EXERCISE OBJECTIVE> In the entries below, count every line containing "кладовищі". Reply with the number alone.

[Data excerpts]
+++++

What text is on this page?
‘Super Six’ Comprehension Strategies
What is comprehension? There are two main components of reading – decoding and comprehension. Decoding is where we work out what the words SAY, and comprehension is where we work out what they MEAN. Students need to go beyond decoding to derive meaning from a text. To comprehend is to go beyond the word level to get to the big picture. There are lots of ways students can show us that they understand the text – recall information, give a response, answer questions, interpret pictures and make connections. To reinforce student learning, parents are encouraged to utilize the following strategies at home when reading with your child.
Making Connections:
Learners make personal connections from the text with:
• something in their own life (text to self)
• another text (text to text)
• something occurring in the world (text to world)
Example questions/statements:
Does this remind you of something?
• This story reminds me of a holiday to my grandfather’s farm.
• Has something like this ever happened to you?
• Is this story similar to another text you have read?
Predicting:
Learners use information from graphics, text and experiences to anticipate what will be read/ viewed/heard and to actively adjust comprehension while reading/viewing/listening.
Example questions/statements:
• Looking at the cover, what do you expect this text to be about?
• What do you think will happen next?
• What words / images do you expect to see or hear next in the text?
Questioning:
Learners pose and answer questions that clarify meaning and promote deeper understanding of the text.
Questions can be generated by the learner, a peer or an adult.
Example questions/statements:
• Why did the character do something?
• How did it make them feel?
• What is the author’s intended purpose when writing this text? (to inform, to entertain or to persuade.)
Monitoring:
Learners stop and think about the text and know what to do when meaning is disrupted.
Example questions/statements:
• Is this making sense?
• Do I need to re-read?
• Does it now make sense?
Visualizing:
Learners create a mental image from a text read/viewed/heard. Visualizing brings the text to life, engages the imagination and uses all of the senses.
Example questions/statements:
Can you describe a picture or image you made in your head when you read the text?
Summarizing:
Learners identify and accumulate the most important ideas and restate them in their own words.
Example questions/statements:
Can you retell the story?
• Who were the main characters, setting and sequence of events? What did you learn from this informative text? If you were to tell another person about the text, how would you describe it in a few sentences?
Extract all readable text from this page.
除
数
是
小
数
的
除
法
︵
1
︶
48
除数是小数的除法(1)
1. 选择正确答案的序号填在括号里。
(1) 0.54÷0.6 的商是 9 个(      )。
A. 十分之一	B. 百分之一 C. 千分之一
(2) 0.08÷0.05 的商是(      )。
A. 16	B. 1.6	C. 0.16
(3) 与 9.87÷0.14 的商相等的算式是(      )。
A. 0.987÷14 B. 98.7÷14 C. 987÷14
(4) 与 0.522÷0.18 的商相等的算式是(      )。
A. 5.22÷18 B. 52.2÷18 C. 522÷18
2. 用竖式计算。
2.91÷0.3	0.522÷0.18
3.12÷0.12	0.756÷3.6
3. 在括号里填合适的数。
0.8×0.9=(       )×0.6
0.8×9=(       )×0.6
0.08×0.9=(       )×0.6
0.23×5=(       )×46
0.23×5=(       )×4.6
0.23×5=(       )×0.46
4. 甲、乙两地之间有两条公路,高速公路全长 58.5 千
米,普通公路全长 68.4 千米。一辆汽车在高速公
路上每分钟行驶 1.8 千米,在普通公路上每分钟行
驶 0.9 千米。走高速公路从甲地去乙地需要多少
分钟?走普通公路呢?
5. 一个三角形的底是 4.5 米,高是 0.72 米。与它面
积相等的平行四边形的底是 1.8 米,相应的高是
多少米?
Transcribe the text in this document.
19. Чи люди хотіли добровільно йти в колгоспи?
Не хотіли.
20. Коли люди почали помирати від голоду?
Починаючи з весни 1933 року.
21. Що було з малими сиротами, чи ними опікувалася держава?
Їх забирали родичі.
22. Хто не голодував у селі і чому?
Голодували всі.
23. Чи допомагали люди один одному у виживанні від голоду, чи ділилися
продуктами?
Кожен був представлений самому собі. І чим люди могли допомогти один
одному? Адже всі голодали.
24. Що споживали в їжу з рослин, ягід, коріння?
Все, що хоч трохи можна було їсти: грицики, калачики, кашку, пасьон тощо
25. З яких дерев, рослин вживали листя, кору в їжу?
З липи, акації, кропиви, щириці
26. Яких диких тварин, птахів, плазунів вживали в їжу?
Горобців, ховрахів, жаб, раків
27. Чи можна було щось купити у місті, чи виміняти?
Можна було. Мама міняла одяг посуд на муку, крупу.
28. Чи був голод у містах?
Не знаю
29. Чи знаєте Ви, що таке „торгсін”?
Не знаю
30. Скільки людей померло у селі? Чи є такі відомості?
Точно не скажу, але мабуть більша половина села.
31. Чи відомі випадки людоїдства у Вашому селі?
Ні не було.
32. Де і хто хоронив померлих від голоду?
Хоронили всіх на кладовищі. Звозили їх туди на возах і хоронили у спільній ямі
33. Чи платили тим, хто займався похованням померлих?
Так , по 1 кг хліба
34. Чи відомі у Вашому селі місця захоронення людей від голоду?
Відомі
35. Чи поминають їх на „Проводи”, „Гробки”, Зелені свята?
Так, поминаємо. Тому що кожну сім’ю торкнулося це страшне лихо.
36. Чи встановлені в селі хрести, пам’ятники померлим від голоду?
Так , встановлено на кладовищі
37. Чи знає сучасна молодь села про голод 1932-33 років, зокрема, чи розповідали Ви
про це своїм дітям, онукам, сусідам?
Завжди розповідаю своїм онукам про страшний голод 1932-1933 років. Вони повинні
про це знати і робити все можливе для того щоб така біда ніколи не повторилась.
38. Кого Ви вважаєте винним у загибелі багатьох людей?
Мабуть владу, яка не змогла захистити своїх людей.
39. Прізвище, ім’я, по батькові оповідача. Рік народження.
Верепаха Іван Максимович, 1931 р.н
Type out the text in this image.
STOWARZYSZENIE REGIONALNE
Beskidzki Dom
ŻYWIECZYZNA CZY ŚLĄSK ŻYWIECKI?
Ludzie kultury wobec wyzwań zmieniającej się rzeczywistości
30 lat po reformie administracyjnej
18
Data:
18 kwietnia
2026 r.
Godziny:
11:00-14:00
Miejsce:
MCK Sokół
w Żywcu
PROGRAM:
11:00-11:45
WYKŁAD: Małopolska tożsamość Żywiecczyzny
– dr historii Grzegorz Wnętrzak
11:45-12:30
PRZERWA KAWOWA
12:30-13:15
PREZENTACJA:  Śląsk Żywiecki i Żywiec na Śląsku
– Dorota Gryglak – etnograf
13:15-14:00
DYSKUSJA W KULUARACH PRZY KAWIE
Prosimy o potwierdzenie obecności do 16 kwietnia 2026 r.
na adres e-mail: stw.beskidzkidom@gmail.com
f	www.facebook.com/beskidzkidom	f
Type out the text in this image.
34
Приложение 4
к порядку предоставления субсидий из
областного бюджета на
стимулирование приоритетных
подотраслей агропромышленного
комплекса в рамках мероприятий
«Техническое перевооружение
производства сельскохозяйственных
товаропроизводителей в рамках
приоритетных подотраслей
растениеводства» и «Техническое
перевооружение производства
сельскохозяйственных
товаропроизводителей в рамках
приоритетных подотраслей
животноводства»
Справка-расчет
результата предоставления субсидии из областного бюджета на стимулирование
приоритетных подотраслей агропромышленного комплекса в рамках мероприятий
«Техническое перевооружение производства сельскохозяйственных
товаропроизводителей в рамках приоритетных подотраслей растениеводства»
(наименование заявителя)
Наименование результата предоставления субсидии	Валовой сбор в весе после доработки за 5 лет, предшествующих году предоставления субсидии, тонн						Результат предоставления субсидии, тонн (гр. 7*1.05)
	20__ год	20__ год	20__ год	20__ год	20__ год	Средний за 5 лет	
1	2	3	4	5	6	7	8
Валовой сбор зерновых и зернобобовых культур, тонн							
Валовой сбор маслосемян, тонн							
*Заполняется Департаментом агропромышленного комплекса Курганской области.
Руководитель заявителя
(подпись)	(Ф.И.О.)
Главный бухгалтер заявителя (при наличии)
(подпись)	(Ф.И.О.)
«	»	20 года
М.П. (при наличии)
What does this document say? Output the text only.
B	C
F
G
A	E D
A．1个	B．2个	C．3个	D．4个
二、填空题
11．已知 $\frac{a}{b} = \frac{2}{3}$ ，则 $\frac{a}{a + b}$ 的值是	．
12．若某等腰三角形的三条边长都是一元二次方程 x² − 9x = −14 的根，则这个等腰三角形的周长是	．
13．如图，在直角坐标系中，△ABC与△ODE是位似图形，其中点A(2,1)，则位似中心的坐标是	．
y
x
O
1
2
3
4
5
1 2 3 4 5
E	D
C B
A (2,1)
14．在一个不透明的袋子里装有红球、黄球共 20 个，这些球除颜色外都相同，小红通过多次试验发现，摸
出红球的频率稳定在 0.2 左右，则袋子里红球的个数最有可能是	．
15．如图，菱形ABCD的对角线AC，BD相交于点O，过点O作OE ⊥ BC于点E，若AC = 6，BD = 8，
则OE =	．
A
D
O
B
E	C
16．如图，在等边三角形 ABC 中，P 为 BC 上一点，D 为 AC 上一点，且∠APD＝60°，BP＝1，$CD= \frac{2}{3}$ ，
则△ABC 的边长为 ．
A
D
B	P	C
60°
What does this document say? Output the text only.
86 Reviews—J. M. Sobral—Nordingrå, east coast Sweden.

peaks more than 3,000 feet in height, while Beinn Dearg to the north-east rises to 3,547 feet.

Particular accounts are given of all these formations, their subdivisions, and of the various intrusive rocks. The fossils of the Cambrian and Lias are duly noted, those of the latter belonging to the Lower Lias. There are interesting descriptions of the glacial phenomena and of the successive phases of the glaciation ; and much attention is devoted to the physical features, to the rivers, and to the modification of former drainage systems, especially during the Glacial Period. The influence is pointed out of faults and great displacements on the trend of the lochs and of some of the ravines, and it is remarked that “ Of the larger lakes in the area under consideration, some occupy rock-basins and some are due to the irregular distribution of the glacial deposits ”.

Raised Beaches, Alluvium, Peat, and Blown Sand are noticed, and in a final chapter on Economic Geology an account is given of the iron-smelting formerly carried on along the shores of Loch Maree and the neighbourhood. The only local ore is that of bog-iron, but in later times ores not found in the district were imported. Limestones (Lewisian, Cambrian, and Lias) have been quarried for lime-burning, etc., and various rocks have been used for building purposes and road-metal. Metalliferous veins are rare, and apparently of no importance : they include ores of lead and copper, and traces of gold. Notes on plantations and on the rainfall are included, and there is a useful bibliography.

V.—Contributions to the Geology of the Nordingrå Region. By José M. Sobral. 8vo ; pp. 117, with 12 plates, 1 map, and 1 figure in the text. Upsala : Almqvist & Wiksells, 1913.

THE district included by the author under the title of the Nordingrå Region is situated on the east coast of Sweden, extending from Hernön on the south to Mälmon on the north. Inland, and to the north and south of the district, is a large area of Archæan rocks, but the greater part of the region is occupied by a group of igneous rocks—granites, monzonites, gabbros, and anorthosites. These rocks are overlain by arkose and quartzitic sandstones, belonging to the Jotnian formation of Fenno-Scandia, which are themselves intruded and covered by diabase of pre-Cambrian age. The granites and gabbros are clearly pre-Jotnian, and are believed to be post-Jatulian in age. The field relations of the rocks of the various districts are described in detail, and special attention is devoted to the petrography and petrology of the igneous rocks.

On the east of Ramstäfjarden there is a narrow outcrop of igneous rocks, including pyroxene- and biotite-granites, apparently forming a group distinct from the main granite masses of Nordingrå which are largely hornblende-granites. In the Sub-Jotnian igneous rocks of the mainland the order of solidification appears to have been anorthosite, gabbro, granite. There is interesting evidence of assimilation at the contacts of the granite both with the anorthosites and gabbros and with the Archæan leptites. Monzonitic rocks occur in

+++++

RESPONSE TO THIS TASK> 2